Required task |
Retype the passage below on adjourned annual general meetings word for word, from its first sentence to its last.

Text |
● ● ●
In such situation the best course for a company is to hold the annual general meeting by the due date and get approval of members for reappointment of directors in place of those retiring by rotation and on other matters if any may be taken. As the annual accounts are not ready, the said meeting may be adjourned to a date not exceeding three months up to which the Registrar can grant extension in time. In Bejoy Kumar Karnani v Assistant Registrar of Companies (1985) 58 Comp Cas 273 (Cal), the Court did not approve the holding of an adjourned annual general meeting beyond the period of the extended date which can be allowed by the Registrar under the second proviso of section 166(1). The court ruled that if a statute envisages that a meeting is to be held within a specified period, it follows by necessary implication that it must be completed within the said period.
In the case of T.V. Mathew v Nadukkara Agro Processing Co. Ltd. (2002) 46 CLA 101 (Ker), the High Court had given certain directions to be complies with within 3 months. But there were no directions in that order that before the AGM was convened the AGM should be deferred. The company had bona fide believed that convening the meeting before complying with the directions would be against the spirit of the judgment. Clearly, failure to convene the AGM was a continuing offence for which consequences are also provided under the Companies Act, 1956.
● ● ●
Data section |
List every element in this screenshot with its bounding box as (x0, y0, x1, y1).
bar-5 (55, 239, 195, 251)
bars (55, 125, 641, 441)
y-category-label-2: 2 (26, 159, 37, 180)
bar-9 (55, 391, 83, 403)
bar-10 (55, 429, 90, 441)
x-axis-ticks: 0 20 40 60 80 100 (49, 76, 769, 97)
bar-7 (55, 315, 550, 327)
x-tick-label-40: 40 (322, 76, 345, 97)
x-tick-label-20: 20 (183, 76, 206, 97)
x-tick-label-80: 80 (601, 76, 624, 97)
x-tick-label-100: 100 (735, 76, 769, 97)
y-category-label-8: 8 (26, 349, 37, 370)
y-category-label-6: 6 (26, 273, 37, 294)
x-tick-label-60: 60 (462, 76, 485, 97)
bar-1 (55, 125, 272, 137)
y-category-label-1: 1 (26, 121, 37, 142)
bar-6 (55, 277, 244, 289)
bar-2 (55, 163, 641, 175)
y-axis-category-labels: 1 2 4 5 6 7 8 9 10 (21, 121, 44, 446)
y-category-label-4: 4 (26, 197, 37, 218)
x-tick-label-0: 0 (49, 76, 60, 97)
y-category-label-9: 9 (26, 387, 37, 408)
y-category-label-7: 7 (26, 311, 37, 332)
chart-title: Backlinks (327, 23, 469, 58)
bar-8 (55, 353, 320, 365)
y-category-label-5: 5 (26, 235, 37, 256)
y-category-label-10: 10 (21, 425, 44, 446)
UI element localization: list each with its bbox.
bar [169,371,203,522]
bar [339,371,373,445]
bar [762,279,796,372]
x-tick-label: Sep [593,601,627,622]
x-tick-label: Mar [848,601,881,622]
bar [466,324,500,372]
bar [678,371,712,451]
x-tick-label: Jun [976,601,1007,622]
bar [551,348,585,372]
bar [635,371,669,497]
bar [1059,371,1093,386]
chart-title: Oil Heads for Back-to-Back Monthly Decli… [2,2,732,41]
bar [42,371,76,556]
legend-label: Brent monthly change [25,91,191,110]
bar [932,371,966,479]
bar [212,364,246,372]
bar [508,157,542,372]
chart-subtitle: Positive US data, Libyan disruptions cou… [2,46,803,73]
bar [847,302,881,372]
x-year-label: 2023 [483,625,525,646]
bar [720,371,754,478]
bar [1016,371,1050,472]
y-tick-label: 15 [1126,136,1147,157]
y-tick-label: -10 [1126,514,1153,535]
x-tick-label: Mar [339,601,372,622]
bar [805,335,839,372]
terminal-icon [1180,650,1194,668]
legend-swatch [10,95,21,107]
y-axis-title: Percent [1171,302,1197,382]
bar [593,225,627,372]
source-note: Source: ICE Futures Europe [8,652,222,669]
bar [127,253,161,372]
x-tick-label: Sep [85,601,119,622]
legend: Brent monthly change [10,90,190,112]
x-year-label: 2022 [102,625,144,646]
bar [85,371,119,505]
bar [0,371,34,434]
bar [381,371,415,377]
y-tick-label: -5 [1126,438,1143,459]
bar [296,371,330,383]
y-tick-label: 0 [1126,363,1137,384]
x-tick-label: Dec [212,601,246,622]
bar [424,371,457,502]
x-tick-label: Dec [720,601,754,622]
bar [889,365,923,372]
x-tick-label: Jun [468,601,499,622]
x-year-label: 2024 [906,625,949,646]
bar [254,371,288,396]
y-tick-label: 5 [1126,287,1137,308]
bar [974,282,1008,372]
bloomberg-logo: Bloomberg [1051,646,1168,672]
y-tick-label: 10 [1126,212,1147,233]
● ● ●
Finished answer |
In such situation the best course for a company is to hold the annual general meeting by the due date and get approval of members for reappointment of directors in place of those retiring by rotation and on other matters if any may be taken. As the annual accounts are not ready, the said meeting may be adjourned to a date not exceeding three months up to which the Registrar can grant extension in time. In Bejoy Kumar Karnani v Assistant Registrar of Companies (1985) 58 Comp Cas 273 (Cal), the Court did not approve the holding of an adjourned annual general meeting beyond the period of the extended date which can be allowed by the Registrar under the second proviso of section 166(1). The court ruled that if a statute envisages that a meeting is to be held within a specified period, it follows by necessary implication that it must be completed within the said period.
In the case of T.V. Mathew v Nadukkara Agro Processing Co. Ltd. (2002) 46 CLA 101 (Ker), the High Court had given certain directions to be complies with within 3 months. But there were no directions in that order that before the AGM was convened the AGM should be deferred. The company had bona fide believed that convening the meeting before complying with the directions would be against the spirit of the judgment. Clearly, failure to convene the AGM was a continuing offence for which consequences are also provided under the Companies Act, 1956.